== JOB ==
Pull out every line containing the string "site".

== DATA RECORDS ==
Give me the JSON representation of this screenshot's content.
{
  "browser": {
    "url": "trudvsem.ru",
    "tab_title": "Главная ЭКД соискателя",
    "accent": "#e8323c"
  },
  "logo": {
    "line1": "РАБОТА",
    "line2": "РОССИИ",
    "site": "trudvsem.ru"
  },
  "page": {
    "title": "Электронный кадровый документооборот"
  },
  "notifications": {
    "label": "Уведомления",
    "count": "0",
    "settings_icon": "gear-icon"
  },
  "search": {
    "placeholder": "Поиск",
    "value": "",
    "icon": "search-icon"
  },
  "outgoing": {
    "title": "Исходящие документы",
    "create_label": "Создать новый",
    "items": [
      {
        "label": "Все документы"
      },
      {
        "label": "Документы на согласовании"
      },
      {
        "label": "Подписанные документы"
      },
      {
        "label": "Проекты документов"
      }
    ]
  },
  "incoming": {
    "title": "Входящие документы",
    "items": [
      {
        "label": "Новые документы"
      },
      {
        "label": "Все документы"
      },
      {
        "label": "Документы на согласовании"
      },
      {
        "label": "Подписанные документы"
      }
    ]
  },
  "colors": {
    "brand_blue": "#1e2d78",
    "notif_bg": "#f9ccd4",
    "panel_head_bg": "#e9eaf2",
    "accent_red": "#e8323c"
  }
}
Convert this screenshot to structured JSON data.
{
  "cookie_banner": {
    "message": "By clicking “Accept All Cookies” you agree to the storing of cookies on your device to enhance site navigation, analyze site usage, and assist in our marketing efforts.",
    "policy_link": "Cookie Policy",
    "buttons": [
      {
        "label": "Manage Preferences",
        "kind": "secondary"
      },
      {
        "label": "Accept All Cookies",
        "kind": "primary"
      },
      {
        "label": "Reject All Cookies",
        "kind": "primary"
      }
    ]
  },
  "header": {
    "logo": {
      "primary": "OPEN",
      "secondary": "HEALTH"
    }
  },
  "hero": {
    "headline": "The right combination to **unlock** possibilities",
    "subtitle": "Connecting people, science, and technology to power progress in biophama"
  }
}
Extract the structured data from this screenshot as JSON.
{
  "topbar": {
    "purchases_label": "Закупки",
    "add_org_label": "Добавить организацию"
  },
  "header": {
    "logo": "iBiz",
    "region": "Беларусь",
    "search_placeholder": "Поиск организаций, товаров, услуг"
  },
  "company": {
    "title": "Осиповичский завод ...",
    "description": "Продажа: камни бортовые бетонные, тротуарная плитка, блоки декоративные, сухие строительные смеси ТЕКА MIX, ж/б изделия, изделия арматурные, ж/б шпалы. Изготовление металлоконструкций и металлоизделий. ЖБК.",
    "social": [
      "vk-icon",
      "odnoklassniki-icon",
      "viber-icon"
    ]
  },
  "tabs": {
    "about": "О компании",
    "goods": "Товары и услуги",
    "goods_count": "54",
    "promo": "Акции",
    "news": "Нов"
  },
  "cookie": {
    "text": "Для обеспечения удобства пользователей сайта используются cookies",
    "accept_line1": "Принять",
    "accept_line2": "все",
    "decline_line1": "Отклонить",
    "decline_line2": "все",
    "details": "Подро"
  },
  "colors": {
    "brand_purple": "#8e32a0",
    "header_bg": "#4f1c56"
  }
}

== EXPECTED OUTPUT ==
    "site": "trudvsem.ru"
    "message": "By clicking “Accept All Cookies” you agree to the storing of cookies on your device to enhance site navigation, analyze site usage, and assist in our marketing efforts.",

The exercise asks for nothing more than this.